(Records about charts and figures)
_ _ _ _ _

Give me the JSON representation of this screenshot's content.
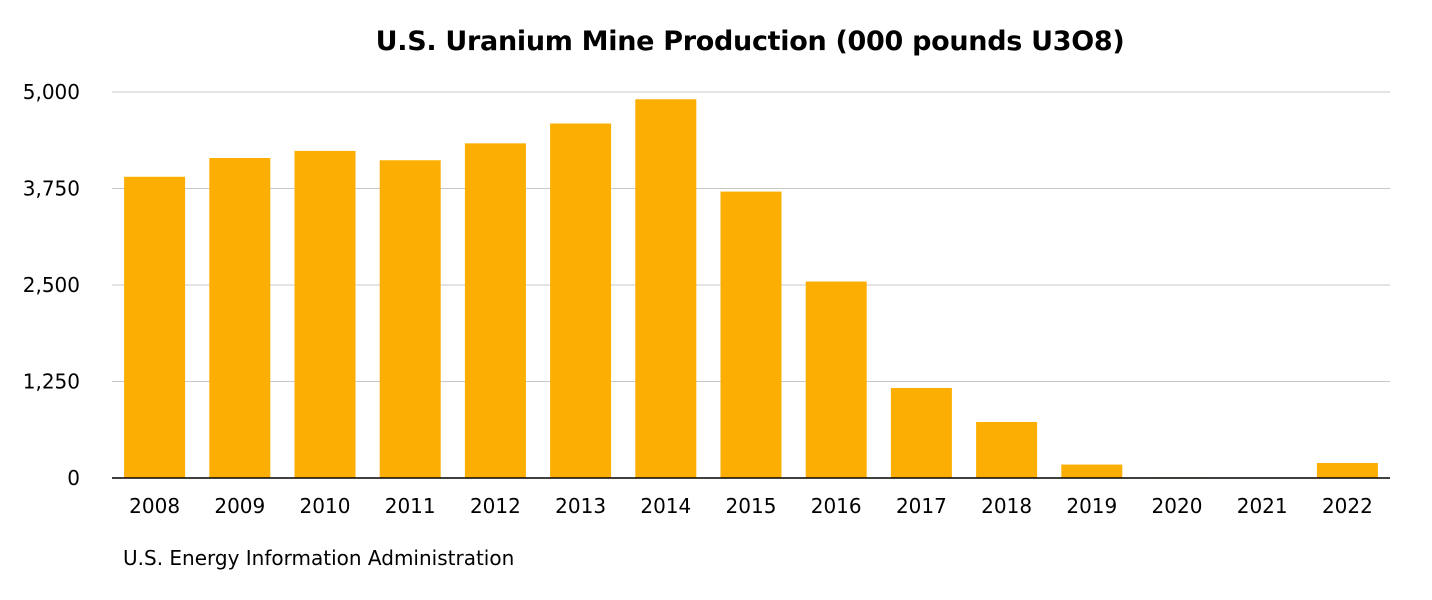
{
  "chart_data": {
    "type": "bar",
    "title": "U.S. Uranium Mine Production (000 pounds U3O8)",
    "source": "U.S. Energy Information Administration",
    "xlabel": "",
    "ylabel": "",
    "categories": [
      "2008",
      "2009",
      "2010",
      "2011",
      "2012",
      "2013",
      "2014",
      "2015",
      "2016",
      "2017",
      "2018",
      "2019",
      "2020",
      "2021",
      "2022"
    ],
    "values": [
      3902,
      4145,
      4237,
      4116,
      4335,
      4592,
      4906,
      3710,
      2545,
      1166,
      726,
      174,
      8,
      0,
      194
    ],
    "ylim": [
      0,
      5000
    ],
    "yticks": [
      0,
      1250,
      2500,
      3750,
      5000
    ],
    "ytick_labels": [
      "0",
      "1,250",
      "2,500",
      "3,750",
      "5,000"
    ],
    "grid": true,
    "legend": "none",
    "bar_color": "#FDAE02",
    "grid_color": "#C8C8C8",
    "axis_color": "#000000"
  }
}
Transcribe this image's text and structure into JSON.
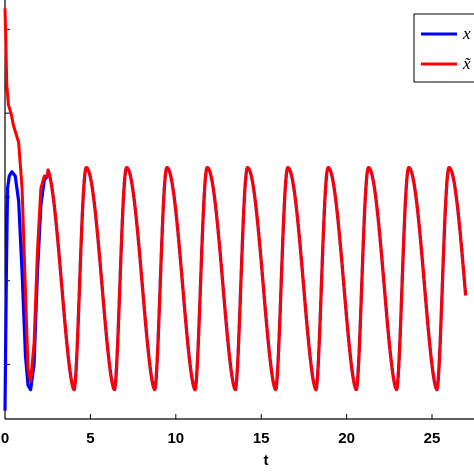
{
  "chart_data": {
    "type": "line",
    "title": "",
    "xlabel": "t",
    "ylabel": "",
    "xlim": [
      0,
      27
    ],
    "ylim": [
      0,
      1
    ],
    "x_ticks": [
      0,
      5,
      10,
      15,
      20,
      25
    ],
    "x_tick_labels": [
      "0",
      "5",
      "10",
      "15",
      "20",
      "25"
    ],
    "y_tick_positions": [
      0.13,
      0.33,
      0.53,
      0.73,
      0.93
    ],
    "grid": false,
    "legend_position": "top-right",
    "legend_entries": [
      "x",
      "x̃"
    ],
    "series": [
      {
        "name": "x",
        "color": "#0000ff",
        "x": [
          0,
          0.08,
          0.15,
          0.25,
          0.4,
          0.6,
          0.8,
          1.0,
          1.2,
          1.35,
          1.5,
          1.7,
          1.9,
          2.1,
          2.3,
          2.5
        ],
        "y": [
          0.02,
          0.35,
          0.55,
          0.58,
          0.59,
          0.58,
          0.52,
          0.35,
          0.15,
          0.08,
          0.07,
          0.13,
          0.35,
          0.51,
          0.57,
          0.58
        ]
      },
      {
        "name": "x̃",
        "color": "#ff0000",
        "x": [
          0,
          0.05,
          0.1,
          0.2,
          0.35,
          0.5,
          0.65,
          0.8,
          1.0,
          1.2,
          1.35,
          1.5,
          1.7,
          1.9,
          2.1,
          2.3,
          2.5
        ],
        "y": [
          0.98,
          0.9,
          0.8,
          0.75,
          0.73,
          0.7,
          0.68,
          0.66,
          0.55,
          0.3,
          0.12,
          0.09,
          0.18,
          0.4,
          0.55,
          0.58,
          0.58
        ]
      }
    ],
    "steady_oscillation": {
      "start_t": 2.5,
      "period": 2.36,
      "phase_peak_t": 2.4,
      "max": 0.6,
      "min": 0.07
    }
  },
  "colors": {
    "x": "#0000ff",
    "x_tilde": "#ff0000"
  }
}
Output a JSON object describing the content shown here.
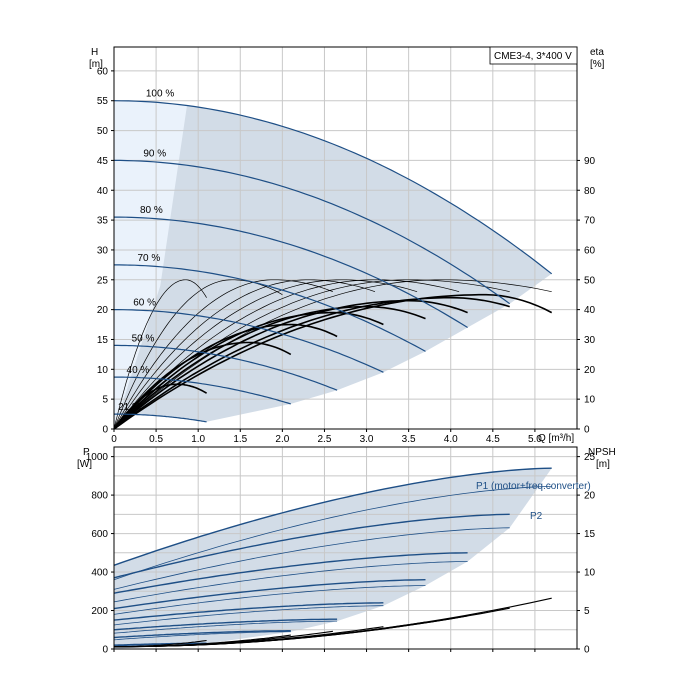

_ _ _ _ _

**WHAT TO WORK ON:** Quote the material in full and exactly; do not carry over its pictures.

**OUTPUT OF THE EXERCISE:**
Give me the JSON representation of this screenshot's content.
{
  "chart_data": {
    "type": "bar",
    "title": "U.S. Uranium Mine Production (000 pounds U3O8)",
    "source": "U.S. Energy Information Administration",
    "xlabel": "",
    "ylabel": "",
    "categories": [
      "2008",
      "2009",
      "2010",
      "2011",
      "2012",
      "2013",
      "2014",
      "2015",
      "2016",
      "2017",
      "2018",
      "2019",
      "2020",
      "2021",
      "2022"
    ],
    "values": [
      3902,
      4145,
      4237,
      4116,
      4335,
      4592,
      4906,
      3710,
      2545,
      1166,
      726,
      174,
      8,
      0,
      194
    ],
    "ylim": [
      0,
      5000
    ],
    "yticks": [
      0,
      1250,
      2500,
      3750,
      5000
    ],
    "ytick_labels": [
      "0",
      "1,250",
      "2,500",
      "3,750",
      "5,000"
    ],
    "grid": true,
    "legend": "none",
    "bar_color": "#FDAE02",
    "grid_color": "#C8C8C8",
    "axis_color": "#000000"
  }
}
Transcribe this image's text and structure into JSON.
{
  "chart_data": {
    "type": "line",
    "title": "",
    "xlabel": "t",
    "ylabel": "",
    "xlim": [
      0,
      27
    ],
    "ylim": [
      0,
      1
    ],
    "x_ticks": [
      0,
      5,
      10,
      15,
      20,
      25
    ],
    "x_tick_labels": [
      "0",
      "5",
      "10",
      "15",
      "20",
      "25"
    ],
    "y_tick_positions": [
      0.13,
      0.33,
      0.53,
      0.73,
      0.93
    ],
    "grid": false,
    "legend_position": "top-right",
    "legend_entries": [
      "x",
      "x̃"
    ],
    "series": [
      {
        "name": "x",
        "color": "#0000ff",
        "x": [
          0,
          0.08,
          0.15,
          0.25,
          0.4,
          0.6,
          0.8,
          1.0,
          1.2,
          1.35,
          1.5,
          1.7,
          1.9,
          2.1,
          2.3,
          2.5
        ],
        "y": [
          0.02,
          0.35,
          0.55,
          0.58,
          0.59,
          0.58,
          0.52,
          0.35,
          0.15,
          0.08,
          0.07,
          0.13,
          0.35,
          0.51,
          0.57,
          0.58
        ]
      },
      {
        "name": "x̃",
        "color": "#ff0000",
        "x": [
          0,
          0.05,
          0.1,
          0.2,
          0.35,
          0.5,
          0.65,
          0.8,
          1.0,
          1.2,
          1.35,
          1.5,
          1.7,
          1.9,
          2.1,
          2.3,
          2.5
        ],
        "y": [
          0.98,
          0.9,
          0.8,
          0.75,
          0.73,
          0.7,
          0.68,
          0.66,
          0.55,
          0.3,
          0.12,
          0.09,
          0.18,
          0.4,
          0.55,
          0.58,
          0.58
        ]
      }
    ],
    "steady_oscillation": {
      "start_t": 2.5,
      "period": 2.36,
      "phase_peak_t": 2.4,
      "max": 0.6,
      "min": 0.07
    }
  },
  "colors": {
    "x": "#0000ff",
    "x_tilde": "#ff0000"
  }
}
Output a JSON object describing the content shown here.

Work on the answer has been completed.